■ Task to carry out
The records that follow need to be output exactly as they are.

━━━ Supplied material ━━━

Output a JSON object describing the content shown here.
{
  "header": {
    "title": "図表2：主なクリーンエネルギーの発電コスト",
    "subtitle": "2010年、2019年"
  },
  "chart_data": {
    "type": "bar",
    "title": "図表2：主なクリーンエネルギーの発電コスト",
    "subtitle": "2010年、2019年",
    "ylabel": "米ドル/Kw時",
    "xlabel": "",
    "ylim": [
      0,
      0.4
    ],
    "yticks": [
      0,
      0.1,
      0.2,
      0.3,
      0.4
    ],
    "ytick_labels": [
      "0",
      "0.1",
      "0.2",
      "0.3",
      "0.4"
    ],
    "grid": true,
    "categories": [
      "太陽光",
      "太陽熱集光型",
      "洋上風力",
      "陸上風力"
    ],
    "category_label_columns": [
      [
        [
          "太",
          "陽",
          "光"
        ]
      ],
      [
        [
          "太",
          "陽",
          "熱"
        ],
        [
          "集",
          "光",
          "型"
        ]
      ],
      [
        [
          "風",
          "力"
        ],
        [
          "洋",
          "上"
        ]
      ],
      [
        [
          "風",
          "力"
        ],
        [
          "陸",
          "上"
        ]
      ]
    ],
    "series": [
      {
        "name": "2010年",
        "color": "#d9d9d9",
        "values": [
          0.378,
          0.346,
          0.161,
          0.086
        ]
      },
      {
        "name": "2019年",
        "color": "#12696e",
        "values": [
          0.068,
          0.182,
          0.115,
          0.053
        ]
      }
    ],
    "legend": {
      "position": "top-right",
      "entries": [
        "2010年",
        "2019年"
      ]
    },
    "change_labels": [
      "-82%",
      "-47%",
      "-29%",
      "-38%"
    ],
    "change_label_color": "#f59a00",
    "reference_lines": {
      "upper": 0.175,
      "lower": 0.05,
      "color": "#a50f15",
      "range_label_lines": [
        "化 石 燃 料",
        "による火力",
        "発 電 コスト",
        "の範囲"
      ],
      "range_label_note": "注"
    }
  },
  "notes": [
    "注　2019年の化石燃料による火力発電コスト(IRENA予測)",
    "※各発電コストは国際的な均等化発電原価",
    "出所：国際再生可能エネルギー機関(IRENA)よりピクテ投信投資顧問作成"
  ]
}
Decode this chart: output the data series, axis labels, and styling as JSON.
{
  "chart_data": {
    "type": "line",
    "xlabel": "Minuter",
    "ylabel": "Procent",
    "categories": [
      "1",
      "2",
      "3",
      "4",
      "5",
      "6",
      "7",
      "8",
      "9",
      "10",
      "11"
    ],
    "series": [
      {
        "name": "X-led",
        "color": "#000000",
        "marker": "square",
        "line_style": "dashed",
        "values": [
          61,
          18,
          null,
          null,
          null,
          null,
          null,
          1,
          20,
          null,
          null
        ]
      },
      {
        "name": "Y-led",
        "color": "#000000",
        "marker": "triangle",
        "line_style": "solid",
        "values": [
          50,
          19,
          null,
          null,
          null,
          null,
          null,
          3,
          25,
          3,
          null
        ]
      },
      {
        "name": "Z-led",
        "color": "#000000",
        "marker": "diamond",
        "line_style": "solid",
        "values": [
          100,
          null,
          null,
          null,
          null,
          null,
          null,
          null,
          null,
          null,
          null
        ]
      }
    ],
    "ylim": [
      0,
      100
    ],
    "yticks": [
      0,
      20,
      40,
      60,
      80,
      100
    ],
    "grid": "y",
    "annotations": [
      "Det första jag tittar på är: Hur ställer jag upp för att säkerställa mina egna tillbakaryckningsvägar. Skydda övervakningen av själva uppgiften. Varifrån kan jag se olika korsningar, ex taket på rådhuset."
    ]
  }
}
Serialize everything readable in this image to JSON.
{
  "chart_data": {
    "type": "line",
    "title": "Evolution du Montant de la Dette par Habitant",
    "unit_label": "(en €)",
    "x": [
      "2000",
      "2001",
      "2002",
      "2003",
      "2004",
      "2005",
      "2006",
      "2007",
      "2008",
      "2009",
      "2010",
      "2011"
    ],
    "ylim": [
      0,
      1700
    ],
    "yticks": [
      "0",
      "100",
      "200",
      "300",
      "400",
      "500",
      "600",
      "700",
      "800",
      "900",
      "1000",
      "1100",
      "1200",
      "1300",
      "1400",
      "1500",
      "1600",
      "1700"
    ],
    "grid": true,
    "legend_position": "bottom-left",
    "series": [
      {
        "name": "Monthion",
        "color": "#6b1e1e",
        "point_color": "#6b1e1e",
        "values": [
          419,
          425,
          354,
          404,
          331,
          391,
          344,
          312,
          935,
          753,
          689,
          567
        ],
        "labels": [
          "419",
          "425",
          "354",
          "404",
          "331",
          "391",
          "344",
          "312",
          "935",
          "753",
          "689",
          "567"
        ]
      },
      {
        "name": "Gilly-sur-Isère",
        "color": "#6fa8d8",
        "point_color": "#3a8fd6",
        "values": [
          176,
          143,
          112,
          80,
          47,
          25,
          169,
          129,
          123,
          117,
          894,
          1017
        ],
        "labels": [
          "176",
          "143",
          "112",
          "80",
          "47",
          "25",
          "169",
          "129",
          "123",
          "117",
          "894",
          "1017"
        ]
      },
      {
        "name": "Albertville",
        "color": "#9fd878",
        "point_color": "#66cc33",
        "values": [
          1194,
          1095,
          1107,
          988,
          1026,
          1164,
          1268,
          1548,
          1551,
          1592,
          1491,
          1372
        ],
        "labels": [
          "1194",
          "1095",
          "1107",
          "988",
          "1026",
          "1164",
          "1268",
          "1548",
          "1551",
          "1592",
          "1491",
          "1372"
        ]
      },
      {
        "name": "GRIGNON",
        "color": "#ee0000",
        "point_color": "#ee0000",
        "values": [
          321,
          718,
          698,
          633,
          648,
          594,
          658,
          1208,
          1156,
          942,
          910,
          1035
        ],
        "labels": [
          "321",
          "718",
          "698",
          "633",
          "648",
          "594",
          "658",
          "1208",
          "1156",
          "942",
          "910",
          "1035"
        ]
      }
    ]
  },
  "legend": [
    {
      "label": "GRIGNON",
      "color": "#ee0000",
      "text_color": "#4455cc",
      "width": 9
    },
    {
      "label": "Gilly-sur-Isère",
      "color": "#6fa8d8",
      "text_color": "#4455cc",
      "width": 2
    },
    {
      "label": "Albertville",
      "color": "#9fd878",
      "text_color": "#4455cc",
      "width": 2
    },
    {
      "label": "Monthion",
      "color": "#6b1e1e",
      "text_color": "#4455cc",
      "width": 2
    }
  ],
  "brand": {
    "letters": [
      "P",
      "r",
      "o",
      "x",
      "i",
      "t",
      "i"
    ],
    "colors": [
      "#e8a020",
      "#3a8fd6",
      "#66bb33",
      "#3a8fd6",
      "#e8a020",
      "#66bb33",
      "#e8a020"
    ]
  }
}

━━━

■ Response to the task
Output a JSON object describing the content shown here.
{
  "header": {
    "title": "図表2：主なクリーンエネルギーの発電コスト",
    "subtitle": "2010年、2019年"
  },
  "chart_data": {
    "type": "bar",
    "title": "図表2：主なクリーンエネルギーの発電コスト",
    "subtitle": "2010年、2019年",
    "ylabel": "米ドル/Kw時",
    "xlabel": "",
    "ylim": [
      0,
      0.4
    ],
    "yticks": [
      0,
      0.1,
      0.2,
      0.3,
      0.4
    ],
    "ytick_labels": [
      "0",
      "0.1",
      "0.2",
      "0.3",
      "0.4"
    ],
    "grid": true,
    "categories": [
      "太陽光",
      "太陽熱集光型",
      "洋上風力",
      "陸上風力"
    ],
    "category_label_columns": [
      [
        [
          "太",
          "陽",
          "光"
        ]
      ],
      [
        [
          "太",
          "陽",
          "熱"
        ],
        [
          "集",
          "光",
          "型"
        ]
      ],
      [
        [
          "風",
          "力"
        ],
        [
          "洋",
          "上"
        ]
      ],
      [
        [
          "風",
          "力"
        ],
        [
          "陸",
          "上"
        ]
      ]
    ],
    "series": [
      {
        "name": "2010年",
        "color": "#d9d9d9",
        "values": [
          0.378,
          0.346,
          0.161,
          0.086
        ]
      },
      {
        "name": "2019年",
        "color": "#12696e",
        "values": [
          0.068,
          0.182,
          0.115,
          0.053
        ]
      }
    ],
    "legend": {
      "position": "top-right",
      "entries": [
        "2010年",
        "2019年"
      ]
    },
    "change_labels": [
      "-82%",
      "-47%",
      "-29%",
      "-38%"
    ],
    "change_label_color": "#f59a00",
    "reference_lines": {
      "upper": 0.175,
      "lower": 0.05,
      "color": "#a50f15",
      "range_label_lines": [
        "化 石 燃 料",
        "による火力",
        "発 電 コスト",
        "の範囲"
      ],
      "range_label_note": "注"
    }
  },
  "notes": [
    "注　2019年の化石燃料による火力発電コスト(IRENA予測)",
    "※各発電コストは国際的な均等化発電原価",
    "出所：国際再生可能エネルギー機関(IRENA)よりピクテ投信投資顧問作成"
  ]
}
Decode this chart: output the data series, axis labels, and styling as JSON.
{
  "chart_data": {
    "type": "line",
    "xlabel": "Minuter",
    "ylabel": "Procent",
    "categories": [
      "1",
      "2",
      "3",
      "4",
      "5",
      "6",
      "7",
      "8",
      "9",
      "10",
      "11"
    ],
    "series": [
      {
        "name": "X-led",
        "color": "#000000",
        "marker": "square",
        "line_style": "dashed",
        "values": [
          61,
          18,
          null,
          null,
          null,
          null,
          null,
          1,
          20,
          null,
          null
        ]
      },
      {
        "name": "Y-led",
        "color": "#000000",
        "marker": "triangle",
        "line_style": "solid",
        "values": [
          50,
          19,
          null,
          null,
          null,
          null,
          null,
          3,
          25,
          3,
          null
        ]
      },
      {
        "name": "Z-led",
        "color": "#000000",
        "marker": "diamond",
        "line_style": "solid",
        "values": [
          100,
          null,
          null,
          null,
          null,
          null,
          null,
          null,
          null,
          null,
          null
        ]
      }
    ],
    "ylim": [
      0,
      100
    ],
    "yticks": [
      0,
      20,
      40,
      60,
      80,
      100
    ],
    "grid": "y",
    "annotations": [
      "Det första jag tittar på är: Hur ställer jag upp för att säkerställa mina egna tillbakaryckningsvägar. Skydda övervakningen av själva uppgiften. Varifrån kan jag se olika korsningar, ex taket på rådhuset."
    ]
  }
}
Serialize everything readable in this image to JSON.
{
  "chart_data": {
    "type": "line",
    "title": "Evolution du Montant de la Dette par Habitant",
    "unit_label": "(en €)",
    "x": [
      "2000",
      "2001",
      "2002",
      "2003",
      "2004",
      "2005",
      "2006",
      "2007",
      "2008",
      "2009",
      "2010",
      "2011"
    ],
    "ylim": [
      0,
      1700
    ],
    "yticks": [
      "0",
      "100",
      "200",
      "300",
      "400",
      "500",
      "600",
      "700",
      "800",
      "900",
      "1000",
      "1100",
      "1200",
      "1300",
      "1400",
      "1500",
      "1600",
      "1700"
    ],
    "grid": true,
    "legend_position": "bottom-left",
    "series": [
      {
        "name": "Monthion",
        "color": "#6b1e1e",
        "point_color": "#6b1e1e",
        "values": [
          419,
          425,
          354,
          404,
          331,
          391,
          344,
          312,
          935,
          753,
          689,
          567
        ],
        "labels": [
          "419",
          "425",
          "354",
          "404",
          "331",
          "391",
          "344",
          "312",
          "935",
          "753",
          "689",
          "567"
        ]
      },
      {
        "name": "Gilly-sur-Isère",
        "color": "#6fa8d8",
        "point_color": "#3a8fd6",
        "values": [
          176,
          143,
          112,
          80,
          47,
          25,
          169,
          129,
          123,
          117,
          894,
          1017
        ],
        "labels": [
          "176",
          "143",
          "112",
          "80",
          "47",
          "25",
          "169",
          "129",
          "123",
          "117",
          "894",
          "1017"
        ]
      },
      {
        "name": "Albertville",
        "color": "#9fd878",
        "point_color": "#66cc33",
        "values": [
          1194,
          1095,
          1107,
          988,
          1026,
          1164,
          1268,
          1548,
          1551,
          1592,
          1491,
          1372
        ],
        "labels": [
          "1194",
          "1095",
          "1107",
          "988",
          "1026",
          "1164",
          "1268",
          "1548",
          "1551",
          "1592",
          "1491",
          "1372"
        ]
      },
      {
        "name": "GRIGNON",
        "color": "#ee0000",
        "point_color": "#ee0000",
        "values": [
          321,
          718,
          698,
          633,
          648,
          594,
          658,
          1208,
          1156,
          942,
          910,
          1035
        ],
        "labels": [
          "321",
          "718",
          "698",
          "633",
          "648",
          "594",
          "658",
          "1208",
          "1156",
          "942",
          "910",
          "1035"
        ]
      }
    ]
  },
  "legend": [
    {
      "label": "GRIGNON",
      "color": "#ee0000",
      "text_color": "#4455cc",
      "width": 9
    },
    {
      "label": "Gilly-sur-Isère",
      "color": "#6fa8d8",
      "text_color": "#4455cc",
      "width": 2
    },
    {
      "label": "Albertville",
      "color": "#9fd878",
      "text_color": "#4455cc",
      "width": 2
    },
    {
      "label": "Monthion",
      "color": "#6b1e1e",
      "text_color": "#4455cc",
      "width": 2
    }
  ],
  "brand": {
    "letters": [
      "P",
      "r",
      "o",
      "x",
      "i",
      "t",
      "i"
    ],
    "colors": [
      "#e8a020",
      "#3a8fd6",
      "#66bb33",
      "#3a8fd6",
      "#e8a020",
      "#66bb33",
      "#e8a020"
    ]
  }
}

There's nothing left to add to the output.